READING TEXT –
.....
Added stochastic rounding to adafactor. ILora adjustments

2026-04-30 03:01:28 +00:00 · 2024-03-05 07:07:09 -07:00
parent 1325613583
commit b01e8d889a
7 changed files with 153 additions and 3 deletions
--- a/extensions_built_in/sd_trainer/SDTrainer.py
+++ b/extensions_built_in/sd_trainer/SDTrainer.py
@@ -83,6 +83,8 @@ class SDTrainer(BaseSDTrainProcess):
            self.taesd.requires_grad_(False)

    def hook_before_train_loop(self):
+        if self.train_config.do_prior_divergence:
+            self.do_prior_prediction = True
        # move vae to device if we did not cache latents
        if not self.is_latents_cached:
            self.sd.vae.eval()
@@ -290,7 +292,7 @@ class SDTrainer(BaseSDTrainProcess):
                # target = (noise * mask_multiplier) + (prior_pred * prior_mask_multiplier)
                # set masked multiplier to 1.0 so we dont double apply it
                # mask_multiplier = 1.0
-        elif prior_pred is not None:
+        elif prior_pred is not None and not self.train_config.do_prior_divergence:
            assert not self.train_config.train_turbo
            # matching adapter prediction
            target = prior_pred
@@ -347,6 +349,9 @@ class SDTrainer(BaseSDTrainProcess):
            else:
                loss = torch.nn.functional.mse_loss(pred.float(), target.float(), reduction="none")

+        if self.train_config.do_prior_divergence and prior_pred is not None:
+            loss = loss + (torch.nn.functional.mse_loss(pred.float(), prior_pred.float(), reduction="none") * -1.0)
+
        # multiply by our mask
        loss = loss * mask_multiplier
.....
RECORDS –

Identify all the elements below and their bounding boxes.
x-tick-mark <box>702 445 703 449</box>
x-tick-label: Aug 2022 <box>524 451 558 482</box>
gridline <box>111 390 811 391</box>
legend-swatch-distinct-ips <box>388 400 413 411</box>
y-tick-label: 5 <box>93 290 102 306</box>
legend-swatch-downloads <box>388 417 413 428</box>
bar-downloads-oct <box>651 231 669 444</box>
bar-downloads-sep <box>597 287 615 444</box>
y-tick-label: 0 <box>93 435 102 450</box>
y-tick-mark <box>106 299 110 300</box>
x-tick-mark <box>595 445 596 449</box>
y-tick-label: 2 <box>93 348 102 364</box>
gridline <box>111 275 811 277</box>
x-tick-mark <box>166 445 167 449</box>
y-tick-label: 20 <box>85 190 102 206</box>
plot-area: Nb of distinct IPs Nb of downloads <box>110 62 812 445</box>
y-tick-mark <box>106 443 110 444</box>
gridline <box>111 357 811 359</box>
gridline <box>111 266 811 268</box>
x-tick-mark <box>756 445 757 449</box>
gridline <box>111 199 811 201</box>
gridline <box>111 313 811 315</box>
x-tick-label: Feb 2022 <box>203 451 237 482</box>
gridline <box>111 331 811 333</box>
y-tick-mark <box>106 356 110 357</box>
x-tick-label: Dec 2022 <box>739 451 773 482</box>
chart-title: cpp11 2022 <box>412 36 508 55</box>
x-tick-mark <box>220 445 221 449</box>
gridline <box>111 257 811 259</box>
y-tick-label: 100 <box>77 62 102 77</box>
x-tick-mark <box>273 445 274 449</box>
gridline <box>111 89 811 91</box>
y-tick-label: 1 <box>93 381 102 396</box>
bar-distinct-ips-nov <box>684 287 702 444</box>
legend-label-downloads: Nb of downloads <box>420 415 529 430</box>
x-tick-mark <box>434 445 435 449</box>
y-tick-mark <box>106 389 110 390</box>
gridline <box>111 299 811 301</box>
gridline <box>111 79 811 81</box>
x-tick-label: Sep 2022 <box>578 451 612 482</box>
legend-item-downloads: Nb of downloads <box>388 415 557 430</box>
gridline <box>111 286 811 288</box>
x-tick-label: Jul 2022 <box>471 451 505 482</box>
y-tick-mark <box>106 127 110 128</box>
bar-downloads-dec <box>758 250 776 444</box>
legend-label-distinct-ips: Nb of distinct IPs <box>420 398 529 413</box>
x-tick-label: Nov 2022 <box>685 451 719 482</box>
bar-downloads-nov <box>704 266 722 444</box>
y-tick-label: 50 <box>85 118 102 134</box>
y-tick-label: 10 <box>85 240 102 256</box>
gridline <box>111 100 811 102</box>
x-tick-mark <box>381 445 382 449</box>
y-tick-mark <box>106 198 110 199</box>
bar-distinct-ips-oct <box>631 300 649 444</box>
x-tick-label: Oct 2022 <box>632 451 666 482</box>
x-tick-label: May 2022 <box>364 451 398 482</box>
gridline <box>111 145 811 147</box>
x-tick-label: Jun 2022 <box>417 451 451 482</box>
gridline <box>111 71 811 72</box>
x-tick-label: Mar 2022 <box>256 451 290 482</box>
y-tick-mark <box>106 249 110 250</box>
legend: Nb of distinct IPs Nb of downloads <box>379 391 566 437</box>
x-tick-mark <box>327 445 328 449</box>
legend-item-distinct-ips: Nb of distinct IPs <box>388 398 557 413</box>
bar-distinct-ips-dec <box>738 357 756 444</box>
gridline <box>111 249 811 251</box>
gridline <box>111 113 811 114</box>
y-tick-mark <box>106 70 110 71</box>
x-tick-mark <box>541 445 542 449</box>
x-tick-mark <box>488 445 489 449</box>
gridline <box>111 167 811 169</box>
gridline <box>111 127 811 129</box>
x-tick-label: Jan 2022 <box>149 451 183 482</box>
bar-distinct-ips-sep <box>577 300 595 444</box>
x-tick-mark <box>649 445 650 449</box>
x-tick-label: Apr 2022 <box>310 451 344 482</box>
.....
DIRECTION A –
Echo the commit diff between "2026-04-30 03:01:28 +00:00" and "self.taesd.requires_grad_(False)", inclusive.
DIRECTION B –
In the commit diff, which attribute does hook_before_train_loop set to True when do_prior_divergence is enabled?
Rely only on the commit diff for your responses.

CORRECT OUTPUT A –
2026-04-30 03:01:28 +00:00 · 2024-03-05 07:07:09 -07:00
parent 1325613583
commit b01e8d889a
7 changed files with 153 additions and 3 deletions
--- a/extensions_built_in/sd_trainer/SDTrainer.py
+++ b/extensions_built_in/sd_trainer/SDTrainer.py
@@ -83,6 +83,8 @@ class SDTrainer(BaseSDTrainProcess):
            self.taesd.requires_grad_(False)

CORRECT OUTPUT B –
self.do_prior_prediction